**Exercise**: Wherever the word "this" appears in a line, extract that line.

**Rows**:

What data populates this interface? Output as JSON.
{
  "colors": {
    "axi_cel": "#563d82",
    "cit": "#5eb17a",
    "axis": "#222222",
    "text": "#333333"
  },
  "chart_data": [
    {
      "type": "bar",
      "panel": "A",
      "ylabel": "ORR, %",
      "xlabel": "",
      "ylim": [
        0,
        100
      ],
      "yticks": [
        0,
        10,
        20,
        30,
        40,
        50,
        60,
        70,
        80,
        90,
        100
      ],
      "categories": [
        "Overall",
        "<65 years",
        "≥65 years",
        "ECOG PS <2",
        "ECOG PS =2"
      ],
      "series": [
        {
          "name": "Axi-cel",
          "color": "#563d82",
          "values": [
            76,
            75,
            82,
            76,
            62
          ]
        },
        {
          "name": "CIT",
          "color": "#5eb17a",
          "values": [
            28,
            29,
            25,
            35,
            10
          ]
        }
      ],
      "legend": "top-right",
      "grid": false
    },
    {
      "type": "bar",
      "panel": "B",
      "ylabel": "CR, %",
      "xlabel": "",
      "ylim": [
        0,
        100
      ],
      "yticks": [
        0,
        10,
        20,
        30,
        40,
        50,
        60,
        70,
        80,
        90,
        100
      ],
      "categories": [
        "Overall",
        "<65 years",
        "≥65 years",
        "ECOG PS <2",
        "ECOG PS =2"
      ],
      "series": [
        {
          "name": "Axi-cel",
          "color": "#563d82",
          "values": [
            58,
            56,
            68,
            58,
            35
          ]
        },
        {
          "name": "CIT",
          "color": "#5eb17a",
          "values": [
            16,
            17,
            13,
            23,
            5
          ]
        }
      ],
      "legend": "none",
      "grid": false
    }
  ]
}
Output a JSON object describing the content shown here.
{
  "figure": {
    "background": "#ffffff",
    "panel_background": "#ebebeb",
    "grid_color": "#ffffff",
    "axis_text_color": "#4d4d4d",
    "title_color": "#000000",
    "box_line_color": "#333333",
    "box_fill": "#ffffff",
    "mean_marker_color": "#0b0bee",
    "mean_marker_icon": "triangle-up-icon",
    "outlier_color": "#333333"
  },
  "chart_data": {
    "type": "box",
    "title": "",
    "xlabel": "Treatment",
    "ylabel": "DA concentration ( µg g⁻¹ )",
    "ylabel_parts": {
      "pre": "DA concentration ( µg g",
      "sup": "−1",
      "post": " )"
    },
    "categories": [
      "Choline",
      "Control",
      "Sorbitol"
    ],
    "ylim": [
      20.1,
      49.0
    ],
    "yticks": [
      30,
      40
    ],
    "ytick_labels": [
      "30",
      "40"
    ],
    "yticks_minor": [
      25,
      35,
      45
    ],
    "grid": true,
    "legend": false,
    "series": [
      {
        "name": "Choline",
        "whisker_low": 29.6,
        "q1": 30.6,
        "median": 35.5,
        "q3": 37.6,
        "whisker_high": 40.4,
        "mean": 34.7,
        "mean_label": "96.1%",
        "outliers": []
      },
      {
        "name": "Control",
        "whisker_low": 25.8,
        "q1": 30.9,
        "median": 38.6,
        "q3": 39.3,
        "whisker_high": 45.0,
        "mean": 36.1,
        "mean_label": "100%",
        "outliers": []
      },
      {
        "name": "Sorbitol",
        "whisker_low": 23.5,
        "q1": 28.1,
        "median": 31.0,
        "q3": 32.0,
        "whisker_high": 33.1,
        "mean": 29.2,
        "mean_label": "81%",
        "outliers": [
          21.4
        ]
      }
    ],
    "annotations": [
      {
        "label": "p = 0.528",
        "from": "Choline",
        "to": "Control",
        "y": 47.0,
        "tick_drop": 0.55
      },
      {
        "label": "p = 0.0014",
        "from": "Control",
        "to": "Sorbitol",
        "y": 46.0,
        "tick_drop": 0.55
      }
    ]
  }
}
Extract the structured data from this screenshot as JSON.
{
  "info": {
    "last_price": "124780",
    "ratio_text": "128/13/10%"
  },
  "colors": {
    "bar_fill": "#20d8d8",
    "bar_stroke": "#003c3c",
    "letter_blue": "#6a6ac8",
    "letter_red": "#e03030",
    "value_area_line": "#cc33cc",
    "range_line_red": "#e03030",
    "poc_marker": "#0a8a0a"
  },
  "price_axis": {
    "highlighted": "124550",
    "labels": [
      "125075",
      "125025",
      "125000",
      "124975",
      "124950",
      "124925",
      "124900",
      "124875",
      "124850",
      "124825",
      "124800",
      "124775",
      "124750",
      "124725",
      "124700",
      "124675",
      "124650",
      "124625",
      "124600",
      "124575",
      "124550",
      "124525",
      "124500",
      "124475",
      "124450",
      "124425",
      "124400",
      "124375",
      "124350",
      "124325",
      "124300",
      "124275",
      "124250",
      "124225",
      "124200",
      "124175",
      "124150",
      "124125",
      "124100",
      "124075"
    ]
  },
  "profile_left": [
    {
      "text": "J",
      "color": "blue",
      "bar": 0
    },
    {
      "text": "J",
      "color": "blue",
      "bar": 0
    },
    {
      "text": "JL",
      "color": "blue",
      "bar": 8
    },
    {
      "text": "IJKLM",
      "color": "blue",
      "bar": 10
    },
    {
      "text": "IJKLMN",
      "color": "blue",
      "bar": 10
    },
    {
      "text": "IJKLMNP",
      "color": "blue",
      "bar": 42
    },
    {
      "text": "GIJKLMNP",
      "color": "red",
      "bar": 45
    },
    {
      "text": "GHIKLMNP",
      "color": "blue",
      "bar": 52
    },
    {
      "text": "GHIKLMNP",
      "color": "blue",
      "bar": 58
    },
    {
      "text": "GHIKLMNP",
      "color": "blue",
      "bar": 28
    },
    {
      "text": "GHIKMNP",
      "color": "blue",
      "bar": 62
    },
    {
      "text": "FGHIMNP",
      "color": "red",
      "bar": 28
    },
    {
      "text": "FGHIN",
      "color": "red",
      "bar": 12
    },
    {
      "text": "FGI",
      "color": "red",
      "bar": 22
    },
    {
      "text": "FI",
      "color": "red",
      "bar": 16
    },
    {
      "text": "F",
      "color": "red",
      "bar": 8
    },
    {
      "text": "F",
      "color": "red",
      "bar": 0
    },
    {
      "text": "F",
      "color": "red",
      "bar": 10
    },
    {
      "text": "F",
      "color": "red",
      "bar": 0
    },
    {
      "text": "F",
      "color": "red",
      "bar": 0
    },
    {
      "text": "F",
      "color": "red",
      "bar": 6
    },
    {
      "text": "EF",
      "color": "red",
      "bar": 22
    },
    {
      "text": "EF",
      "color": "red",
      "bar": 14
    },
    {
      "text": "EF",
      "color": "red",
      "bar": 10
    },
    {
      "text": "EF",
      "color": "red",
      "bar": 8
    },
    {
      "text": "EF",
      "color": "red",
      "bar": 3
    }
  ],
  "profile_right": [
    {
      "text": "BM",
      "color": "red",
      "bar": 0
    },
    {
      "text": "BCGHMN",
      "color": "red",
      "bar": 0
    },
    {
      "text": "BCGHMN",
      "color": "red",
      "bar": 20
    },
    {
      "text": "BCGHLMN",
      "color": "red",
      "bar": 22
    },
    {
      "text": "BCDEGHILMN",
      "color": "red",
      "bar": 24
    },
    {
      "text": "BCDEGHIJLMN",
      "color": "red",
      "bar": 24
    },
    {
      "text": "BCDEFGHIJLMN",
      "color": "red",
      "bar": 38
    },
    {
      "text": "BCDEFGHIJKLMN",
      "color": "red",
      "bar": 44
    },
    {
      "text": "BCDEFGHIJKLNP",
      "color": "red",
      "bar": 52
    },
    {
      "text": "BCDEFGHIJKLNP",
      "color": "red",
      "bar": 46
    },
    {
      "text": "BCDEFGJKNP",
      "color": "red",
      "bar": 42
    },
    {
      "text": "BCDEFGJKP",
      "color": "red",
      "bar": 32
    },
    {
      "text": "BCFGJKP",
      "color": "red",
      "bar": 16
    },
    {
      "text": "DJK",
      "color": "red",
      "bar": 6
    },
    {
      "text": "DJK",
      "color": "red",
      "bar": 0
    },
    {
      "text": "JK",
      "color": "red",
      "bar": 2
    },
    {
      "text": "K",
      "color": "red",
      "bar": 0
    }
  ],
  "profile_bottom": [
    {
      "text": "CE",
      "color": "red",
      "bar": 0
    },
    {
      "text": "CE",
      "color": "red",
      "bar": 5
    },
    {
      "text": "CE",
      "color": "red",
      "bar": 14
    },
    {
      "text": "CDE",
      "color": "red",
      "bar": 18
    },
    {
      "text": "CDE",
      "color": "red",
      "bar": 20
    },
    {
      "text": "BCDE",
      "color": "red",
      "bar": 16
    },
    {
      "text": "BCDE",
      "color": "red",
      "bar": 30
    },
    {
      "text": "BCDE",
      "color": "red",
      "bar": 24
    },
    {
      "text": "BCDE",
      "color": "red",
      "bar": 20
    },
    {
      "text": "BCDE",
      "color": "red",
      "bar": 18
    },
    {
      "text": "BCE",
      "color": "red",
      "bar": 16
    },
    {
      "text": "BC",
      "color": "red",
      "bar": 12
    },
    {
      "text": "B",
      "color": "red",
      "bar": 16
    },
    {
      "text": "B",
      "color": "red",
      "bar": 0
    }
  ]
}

**The output**:
What data populates this interface? Output as JSON.
Extract the structured data from this screenshot as JSON.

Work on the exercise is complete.